**DIRECTIONS FOR THIS TASK:** Copy out every line containing the word "values".

[Records from a collection of figures]
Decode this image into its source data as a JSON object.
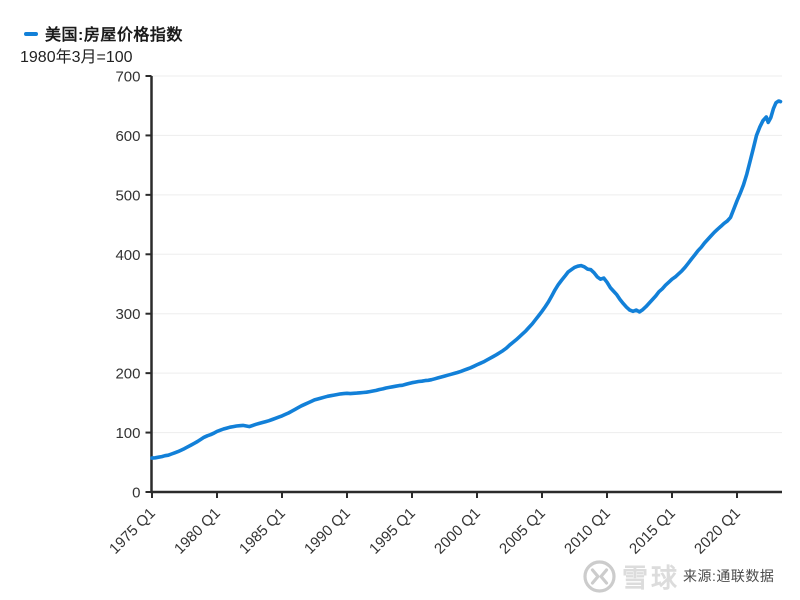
{
  "legend": {
    "series_label": "美国:房屋价格指数"
  },
  "subtitle": "1980年3月=100",
  "watermark": {
    "brand": "雪球",
    "source": "来源:通联数据"
  },
  "colors": {
    "line": "#1280d8",
    "axis": "#2b2b2b",
    "grid": "#ededed",
    "tick_text": "#333333",
    "title_text": "#1a1a1a",
    "watermark_gray": "#cccccc",
    "source_text": "#4a4a4a"
  },
  "chart_data": {
    "type": "line",
    "title": "美国:房屋价格指数",
    "subtitle": "1980年3月=100",
    "xlabel": "",
    "ylabel": "",
    "grid": true,
    "legend_position": "top-left",
    "ylim": [
      0,
      700
    ],
    "xlim": [
      1975,
      2023.5
    ],
    "yticks": [
      0,
      100,
      200,
      300,
      400,
      500,
      600,
      700
    ],
    "ytick_labels": [
      "0",
      "100",
      "200",
      "300",
      "400",
      "500",
      "600",
      "700"
    ],
    "x_tick_years": [
      1975,
      1980,
      1985,
      1990,
      1995,
      2000,
      2005,
      2010,
      2015,
      2020
    ],
    "x_tick_labels": [
      "1975 Q1",
      "1980 Q1",
      "1985 Q1",
      "1990 Q1",
      "1995 Q1",
      "2000 Q1",
      "2005 Q1",
      "2010 Q1",
      "2015 Q1",
      "2020 Q1"
    ],
    "series": [
      {
        "name": "美国:房屋价格指数",
        "points": [
          [
            1975.0,
            57
          ],
          [
            1975.25,
            57.5
          ],
          [
            1975.5,
            58.5
          ],
          [
            1975.75,
            59.5
          ],
          [
            1976.0,
            61
          ],
          [
            1976.25,
            62
          ],
          [
            1976.5,
            64
          ],
          [
            1976.75,
            66
          ],
          [
            1977.0,
            68
          ],
          [
            1977.25,
            70.5
          ],
          [
            1977.5,
            73
          ],
          [
            1977.75,
            76
          ],
          [
            1978.0,
            79
          ],
          [
            1978.25,
            82
          ],
          [
            1978.5,
            85
          ],
          [
            1978.75,
            88.5
          ],
          [
            1979.0,
            92
          ],
          [
            1979.25,
            94.5
          ],
          [
            1979.5,
            96.5
          ],
          [
            1979.75,
            99
          ],
          [
            1980.0,
            102
          ],
          [
            1980.25,
            104
          ],
          [
            1980.5,
            106
          ],
          [
            1980.75,
            107.5
          ],
          [
            1981.0,
            109
          ],
          [
            1981.25,
            110
          ],
          [
            1981.5,
            111
          ],
          [
            1981.75,
            111.5
          ],
          [
            1982.0,
            112
          ],
          [
            1982.25,
            111
          ],
          [
            1982.5,
            110
          ],
          [
            1982.75,
            112
          ],
          [
            1983.0,
            114
          ],
          [
            1983.25,
            115.5
          ],
          [
            1983.5,
            117
          ],
          [
            1983.75,
            118.5
          ],
          [
            1984.0,
            120
          ],
          [
            1984.25,
            122
          ],
          [
            1984.5,
            124
          ],
          [
            1984.75,
            126
          ],
          [
            1985.0,
            128
          ],
          [
            1985.25,
            130.5
          ],
          [
            1985.5,
            133
          ],
          [
            1985.75,
            136
          ],
          [
            1986.0,
            139
          ],
          [
            1986.25,
            142
          ],
          [
            1986.5,
            145
          ],
          [
            1986.75,
            147.5
          ],
          [
            1987.0,
            150
          ],
          [
            1987.25,
            152.5
          ],
          [
            1987.5,
            155
          ],
          [
            1987.75,
            156.5
          ],
          [
            1988.0,
            158
          ],
          [
            1988.25,
            159.5
          ],
          [
            1988.5,
            161
          ],
          [
            1988.75,
            162
          ],
          [
            1989.0,
            163
          ],
          [
            1989.25,
            164
          ],
          [
            1989.5,
            165
          ],
          [
            1989.75,
            165.5
          ],
          [
            1990.0,
            166
          ],
          [
            1990.25,
            165.5
          ],
          [
            1990.5,
            166
          ],
          [
            1990.75,
            166.5
          ],
          [
            1991.0,
            167
          ],
          [
            1991.25,
            167.5
          ],
          [
            1991.5,
            168
          ],
          [
            1991.75,
            169
          ],
          [
            1992.0,
            170
          ],
          [
            1992.25,
            171
          ],
          [
            1992.5,
            172.5
          ],
          [
            1992.75,
            173.5
          ],
          [
            1993.0,
            175
          ],
          [
            1993.25,
            176
          ],
          [
            1993.5,
            177
          ],
          [
            1993.75,
            178
          ],
          [
            1994.0,
            179
          ],
          [
            1994.25,
            179.5
          ],
          [
            1994.5,
            181
          ],
          [
            1994.75,
            182.5
          ],
          [
            1995.0,
            184
          ],
          [
            1995.25,
            185
          ],
          [
            1995.5,
            186
          ],
          [
            1995.75,
            186.5
          ],
          [
            1996.0,
            187.5
          ],
          [
            1996.25,
            188
          ],
          [
            1996.5,
            189
          ],
          [
            1996.75,
            190.5
          ],
          [
            1997.0,
            192
          ],
          [
            1997.25,
            193.5
          ],
          [
            1997.5,
            195
          ],
          [
            1997.75,
            196.5
          ],
          [
            1998.0,
            198
          ],
          [
            1998.25,
            199.5
          ],
          [
            1998.5,
            201
          ],
          [
            1998.75,
            203
          ],
          [
            1999.0,
            205
          ],
          [
            1999.25,
            207
          ],
          [
            1999.5,
            209
          ],
          [
            1999.75,
            211.5
          ],
          [
            2000.0,
            214
          ],
          [
            2000.25,
            216.5
          ],
          [
            2000.5,
            219
          ],
          [
            2000.75,
            222
          ],
          [
            2001.0,
            225
          ],
          [
            2001.25,
            228
          ],
          [
            2001.5,
            231
          ],
          [
            2001.75,
            234.5
          ],
          [
            2002.0,
            238
          ],
          [
            2002.25,
            242
          ],
          [
            2002.5,
            247
          ],
          [
            2002.75,
            251.5
          ],
          [
            2003.0,
            256
          ],
          [
            2003.25,
            261
          ],
          [
            2003.5,
            266
          ],
          [
            2003.75,
            271
          ],
          [
            2004.0,
            277
          ],
          [
            2004.25,
            283
          ],
          [
            2004.5,
            290
          ],
          [
            2004.75,
            297
          ],
          [
            2005.0,
            304
          ],
          [
            2005.25,
            312
          ],
          [
            2005.5,
            320
          ],
          [
            2005.75,
            330
          ],
          [
            2006.0,
            340
          ],
          [
            2006.25,
            349
          ],
          [
            2006.5,
            356
          ],
          [
            2006.75,
            363
          ],
          [
            2007.0,
            370
          ],
          [
            2007.25,
            374
          ],
          [
            2007.5,
            378
          ],
          [
            2007.75,
            380
          ],
          [
            2008.0,
            381
          ],
          [
            2008.25,
            379
          ],
          [
            2008.5,
            375
          ],
          [
            2008.75,
            374
          ],
          [
            2009.0,
            369
          ],
          [
            2009.25,
            362
          ],
          [
            2009.5,
            358
          ],
          [
            2009.75,
            360
          ],
          [
            2010.0,
            353
          ],
          [
            2010.25,
            344
          ],
          [
            2010.5,
            338
          ],
          [
            2010.75,
            332
          ],
          [
            2011.0,
            324
          ],
          [
            2011.25,
            317
          ],
          [
            2011.5,
            311
          ],
          [
            2011.75,
            306
          ],
          [
            2012.0,
            304
          ],
          [
            2012.25,
            306
          ],
          [
            2012.5,
            303
          ],
          [
            2012.75,
            307
          ],
          [
            2013.0,
            312
          ],
          [
            2013.25,
            318
          ],
          [
            2013.5,
            324
          ],
          [
            2013.75,
            330
          ],
          [
            2014.0,
            337
          ],
          [
            2014.25,
            342
          ],
          [
            2014.5,
            348
          ],
          [
            2014.75,
            353
          ],
          [
            2015.0,
            358
          ],
          [
            2015.25,
            362
          ],
          [
            2015.5,
            367
          ],
          [
            2015.75,
            372
          ],
          [
            2016.0,
            378
          ],
          [
            2016.25,
            385
          ],
          [
            2016.5,
            392
          ],
          [
            2016.75,
            399
          ],
          [
            2017.0,
            406
          ],
          [
            2017.25,
            412
          ],
          [
            2017.5,
            419
          ],
          [
            2017.75,
            425
          ],
          [
            2018.0,
            431
          ],
          [
            2018.25,
            437
          ],
          [
            2018.5,
            442
          ],
          [
            2018.75,
            447
          ],
          [
            2019.0,
            452
          ],
          [
            2019.25,
            456
          ],
          [
            2019.5,
            462
          ],
          [
            2019.75,
            476
          ],
          [
            2020.0,
            490
          ],
          [
            2020.25,
            503
          ],
          [
            2020.5,
            517
          ],
          [
            2020.75,
            535
          ],
          [
            2021.0,
            556
          ],
          [
            2021.25,
            578
          ],
          [
            2021.5,
            600
          ],
          [
            2021.75,
            614
          ],
          [
            2022.0,
            625
          ],
          [
            2022.25,
            631
          ],
          [
            2022.4,
            622
          ],
          [
            2022.6,
            630
          ],
          [
            2022.8,
            645
          ],
          [
            2023.0,
            655
          ],
          [
            2023.2,
            658
          ],
          [
            2023.35,
            657
          ]
        ]
      }
    ]
  }
}
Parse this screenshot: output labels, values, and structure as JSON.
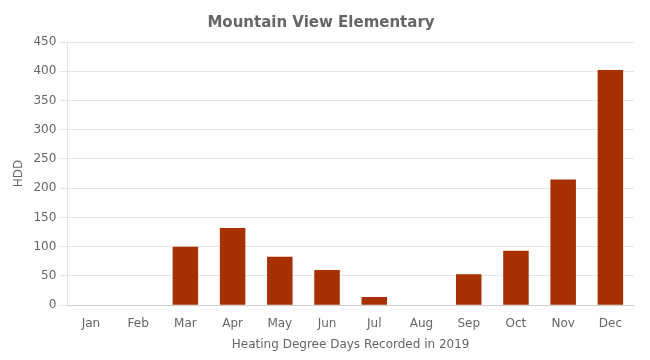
{
  "chart_data": {
    "type": "bar",
    "title": "Mountain View Elementary",
    "xlabel": "Heating Degree Days Recorded in 2019",
    "ylabel": "HDD",
    "categories": [
      "Jan",
      "Feb",
      "Mar",
      "Apr",
      "May",
      "Jun",
      "Jul",
      "Aug",
      "Sep",
      "Oct",
      "Nov",
      "Dec"
    ],
    "values": [
      0,
      0,
      100,
      132,
      83,
      60,
      14,
      0,
      53,
      93,
      215,
      402
    ],
    "color": "#A63000",
    "ylim": [
      0,
      450
    ],
    "yticks": [
      0,
      50,
      100,
      150,
      200,
      250,
      300,
      350,
      400,
      450
    ],
    "grid": true
  }
}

**THE SOLUTION:**
Parse this screenshot: output labels, values, and structure as JSON.
    "values": [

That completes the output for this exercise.